WHAT THE TASK ASKS: Extract each line where the string "hart" shows up.

>> begin DATA SUPPLIED

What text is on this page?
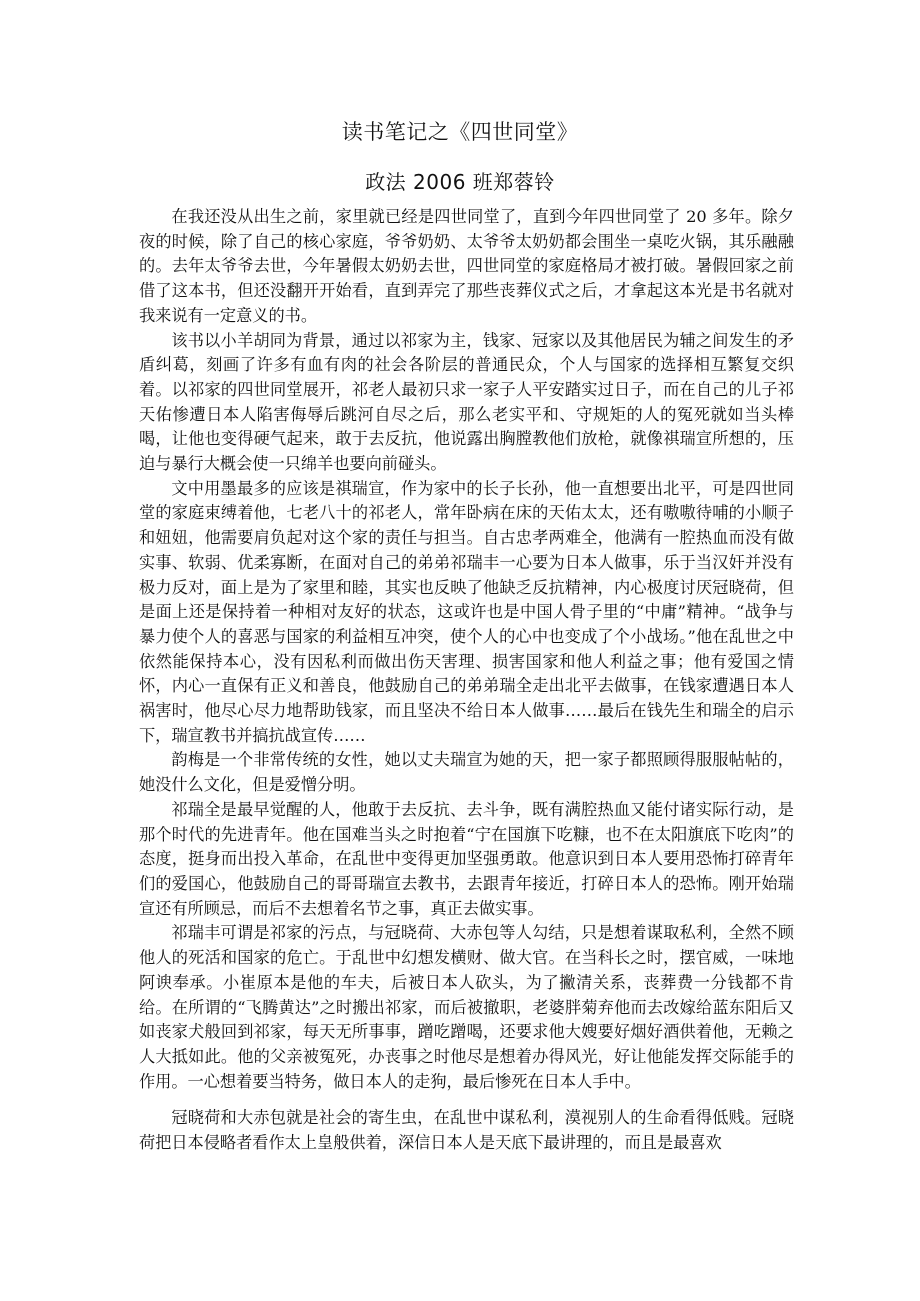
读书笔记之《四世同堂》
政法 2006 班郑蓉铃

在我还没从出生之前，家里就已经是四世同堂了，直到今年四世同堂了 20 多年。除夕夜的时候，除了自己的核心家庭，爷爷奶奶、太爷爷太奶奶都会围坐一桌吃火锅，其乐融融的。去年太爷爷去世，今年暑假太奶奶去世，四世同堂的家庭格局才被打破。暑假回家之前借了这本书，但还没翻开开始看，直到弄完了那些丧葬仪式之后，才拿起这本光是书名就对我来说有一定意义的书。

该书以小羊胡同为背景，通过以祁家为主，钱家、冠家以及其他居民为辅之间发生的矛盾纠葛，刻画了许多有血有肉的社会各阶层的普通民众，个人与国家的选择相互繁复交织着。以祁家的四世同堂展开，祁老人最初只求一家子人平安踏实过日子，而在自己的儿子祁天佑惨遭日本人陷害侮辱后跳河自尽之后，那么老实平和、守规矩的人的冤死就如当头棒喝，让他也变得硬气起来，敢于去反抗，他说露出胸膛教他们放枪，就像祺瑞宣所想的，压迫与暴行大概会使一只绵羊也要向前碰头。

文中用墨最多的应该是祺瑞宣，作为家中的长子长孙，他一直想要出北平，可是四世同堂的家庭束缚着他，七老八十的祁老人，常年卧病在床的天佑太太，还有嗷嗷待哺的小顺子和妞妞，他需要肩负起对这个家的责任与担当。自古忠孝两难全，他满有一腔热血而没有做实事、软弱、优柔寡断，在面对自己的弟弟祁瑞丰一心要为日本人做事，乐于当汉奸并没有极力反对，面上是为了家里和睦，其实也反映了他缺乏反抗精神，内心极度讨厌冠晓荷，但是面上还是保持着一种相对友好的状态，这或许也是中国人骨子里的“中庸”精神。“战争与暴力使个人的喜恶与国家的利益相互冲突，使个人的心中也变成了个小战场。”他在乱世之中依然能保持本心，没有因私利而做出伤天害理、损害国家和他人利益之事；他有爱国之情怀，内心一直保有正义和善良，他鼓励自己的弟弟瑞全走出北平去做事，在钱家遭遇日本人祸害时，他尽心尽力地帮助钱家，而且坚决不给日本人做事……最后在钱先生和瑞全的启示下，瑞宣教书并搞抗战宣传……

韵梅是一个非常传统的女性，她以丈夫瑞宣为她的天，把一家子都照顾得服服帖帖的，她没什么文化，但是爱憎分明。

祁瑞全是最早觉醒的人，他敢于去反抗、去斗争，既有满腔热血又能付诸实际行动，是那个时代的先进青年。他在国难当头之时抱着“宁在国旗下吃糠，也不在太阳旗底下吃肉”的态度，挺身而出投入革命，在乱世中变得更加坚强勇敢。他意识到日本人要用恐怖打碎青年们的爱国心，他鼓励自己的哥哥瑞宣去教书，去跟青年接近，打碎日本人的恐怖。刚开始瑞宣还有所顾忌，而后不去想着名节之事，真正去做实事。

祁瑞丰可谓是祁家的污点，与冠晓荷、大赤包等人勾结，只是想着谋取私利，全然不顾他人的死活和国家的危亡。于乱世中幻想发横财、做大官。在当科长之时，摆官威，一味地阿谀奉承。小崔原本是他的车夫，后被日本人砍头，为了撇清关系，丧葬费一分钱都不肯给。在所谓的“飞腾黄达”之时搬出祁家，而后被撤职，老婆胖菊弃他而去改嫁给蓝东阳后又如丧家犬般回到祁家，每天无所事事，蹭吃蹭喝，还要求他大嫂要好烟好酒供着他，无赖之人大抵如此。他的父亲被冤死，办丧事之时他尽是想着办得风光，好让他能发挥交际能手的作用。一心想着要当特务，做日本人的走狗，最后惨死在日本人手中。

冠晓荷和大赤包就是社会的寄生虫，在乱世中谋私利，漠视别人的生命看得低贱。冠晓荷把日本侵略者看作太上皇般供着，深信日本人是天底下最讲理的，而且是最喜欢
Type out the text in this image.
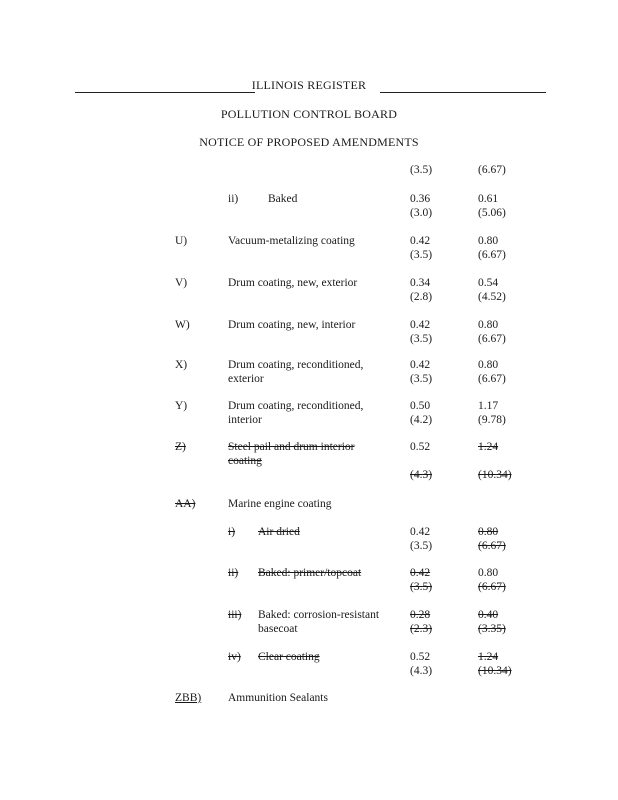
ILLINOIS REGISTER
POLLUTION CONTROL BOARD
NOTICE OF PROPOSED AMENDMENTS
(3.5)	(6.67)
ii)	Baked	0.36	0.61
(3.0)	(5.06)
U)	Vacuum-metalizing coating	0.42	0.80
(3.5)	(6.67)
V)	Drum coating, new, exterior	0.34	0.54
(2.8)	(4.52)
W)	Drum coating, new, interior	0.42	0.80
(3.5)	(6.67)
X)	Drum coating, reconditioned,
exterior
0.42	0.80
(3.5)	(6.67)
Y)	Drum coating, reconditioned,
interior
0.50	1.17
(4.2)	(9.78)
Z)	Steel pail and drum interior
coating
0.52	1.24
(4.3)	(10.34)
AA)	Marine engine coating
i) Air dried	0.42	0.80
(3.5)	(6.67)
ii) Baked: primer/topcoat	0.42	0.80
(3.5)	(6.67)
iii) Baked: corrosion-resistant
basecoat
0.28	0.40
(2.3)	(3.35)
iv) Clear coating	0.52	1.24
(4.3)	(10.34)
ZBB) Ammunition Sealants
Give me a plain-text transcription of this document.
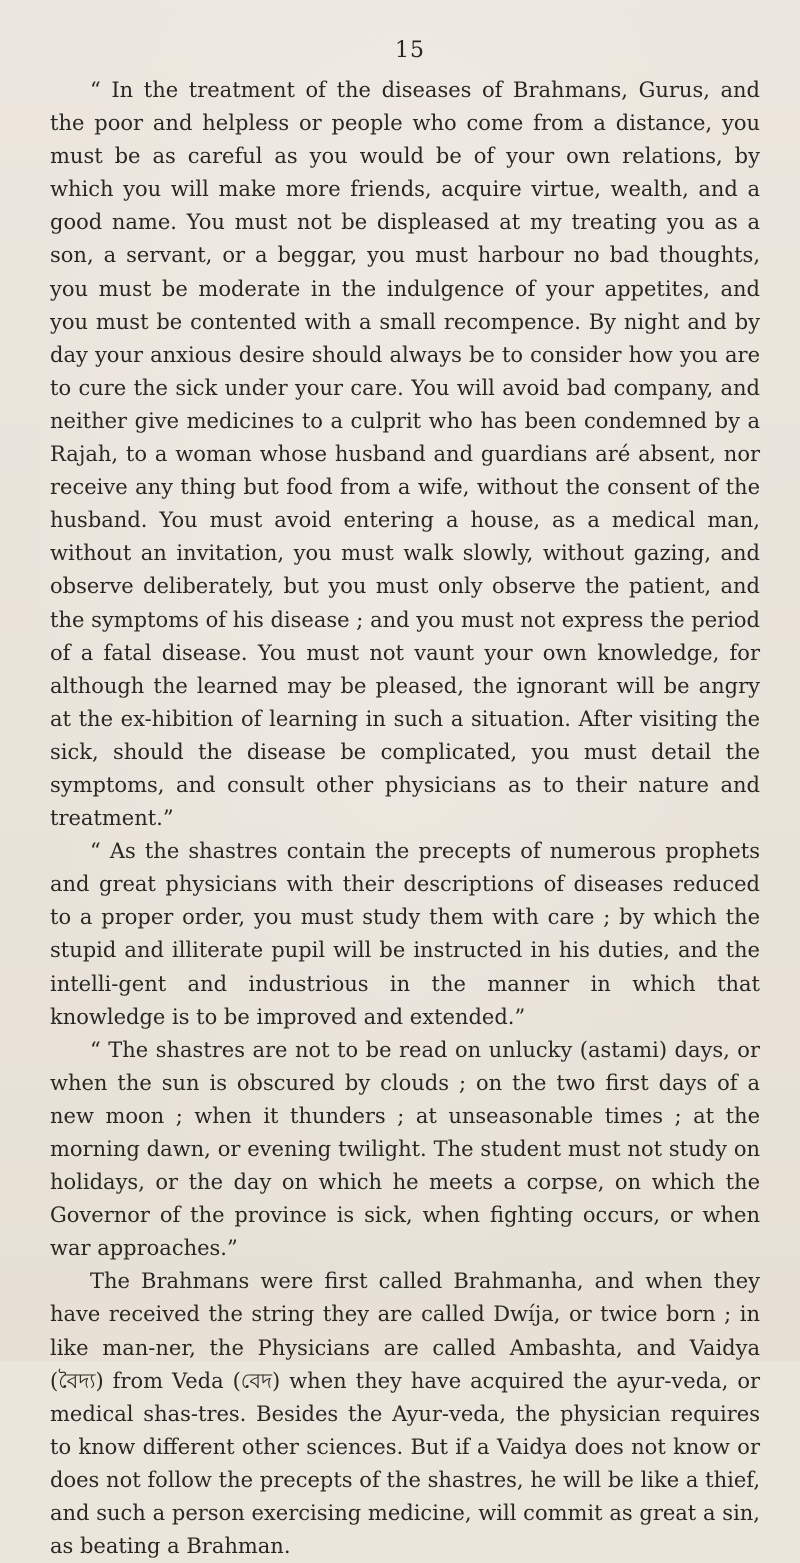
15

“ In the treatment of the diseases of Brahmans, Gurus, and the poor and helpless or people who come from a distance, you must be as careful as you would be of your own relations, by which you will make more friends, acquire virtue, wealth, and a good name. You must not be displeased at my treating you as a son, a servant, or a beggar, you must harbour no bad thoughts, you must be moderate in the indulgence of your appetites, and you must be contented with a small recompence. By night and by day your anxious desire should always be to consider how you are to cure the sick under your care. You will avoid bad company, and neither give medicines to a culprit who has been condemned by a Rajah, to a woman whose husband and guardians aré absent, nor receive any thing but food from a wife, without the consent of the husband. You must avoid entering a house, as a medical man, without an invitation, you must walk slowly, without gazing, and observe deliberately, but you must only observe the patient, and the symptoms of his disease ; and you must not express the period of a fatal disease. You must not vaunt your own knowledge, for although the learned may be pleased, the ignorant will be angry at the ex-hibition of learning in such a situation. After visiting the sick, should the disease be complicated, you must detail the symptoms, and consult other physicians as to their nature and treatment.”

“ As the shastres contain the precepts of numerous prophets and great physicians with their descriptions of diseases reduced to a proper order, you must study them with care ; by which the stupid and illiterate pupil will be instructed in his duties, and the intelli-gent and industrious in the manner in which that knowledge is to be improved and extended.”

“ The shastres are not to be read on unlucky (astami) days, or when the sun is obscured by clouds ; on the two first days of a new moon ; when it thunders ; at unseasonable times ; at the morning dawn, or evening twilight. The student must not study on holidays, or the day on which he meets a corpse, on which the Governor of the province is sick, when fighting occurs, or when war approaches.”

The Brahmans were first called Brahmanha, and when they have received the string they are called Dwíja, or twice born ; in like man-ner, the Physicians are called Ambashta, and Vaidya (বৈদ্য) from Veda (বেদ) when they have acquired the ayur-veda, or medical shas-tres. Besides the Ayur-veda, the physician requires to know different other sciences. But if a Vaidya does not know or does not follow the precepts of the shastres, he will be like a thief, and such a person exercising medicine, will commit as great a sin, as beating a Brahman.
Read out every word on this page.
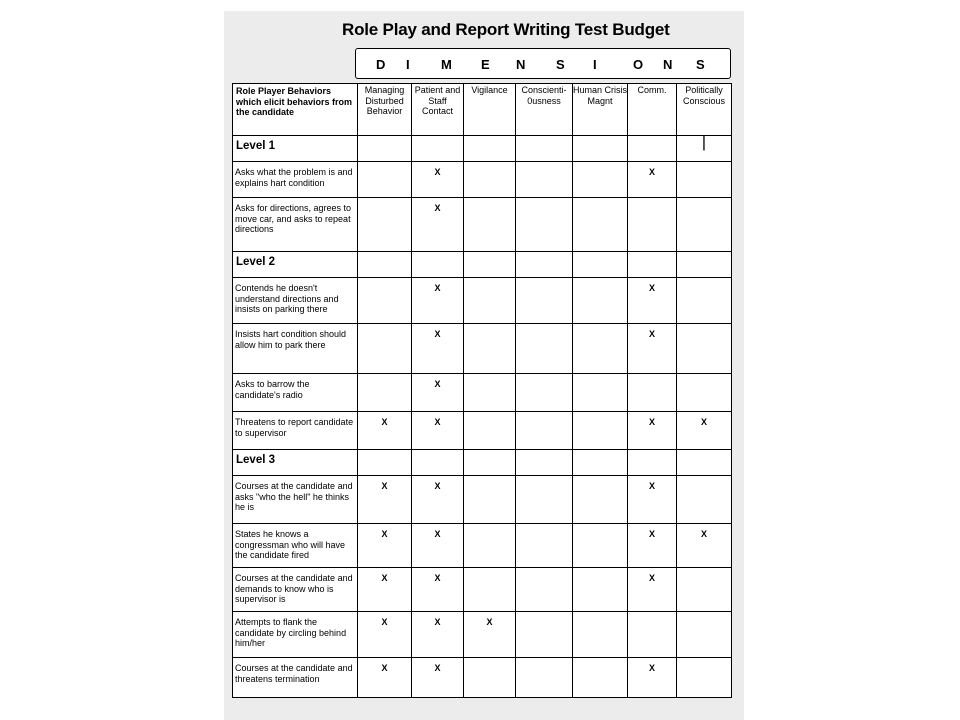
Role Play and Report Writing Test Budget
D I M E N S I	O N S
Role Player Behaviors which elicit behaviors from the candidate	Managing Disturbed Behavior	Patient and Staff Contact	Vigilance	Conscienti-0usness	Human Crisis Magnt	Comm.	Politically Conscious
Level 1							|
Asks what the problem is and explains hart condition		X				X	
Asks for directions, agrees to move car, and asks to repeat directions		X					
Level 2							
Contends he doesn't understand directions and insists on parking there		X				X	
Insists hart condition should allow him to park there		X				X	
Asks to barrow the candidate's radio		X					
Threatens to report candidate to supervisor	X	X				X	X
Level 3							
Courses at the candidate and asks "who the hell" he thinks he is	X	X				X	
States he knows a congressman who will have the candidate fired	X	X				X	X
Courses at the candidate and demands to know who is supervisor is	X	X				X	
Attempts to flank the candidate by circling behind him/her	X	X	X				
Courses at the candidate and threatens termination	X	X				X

>> end DATA SUPPLIED

THE RESULT:
Asks what the problem is and explains hart condition		X				X	
Insists hart condition should allow him to park there		X				X	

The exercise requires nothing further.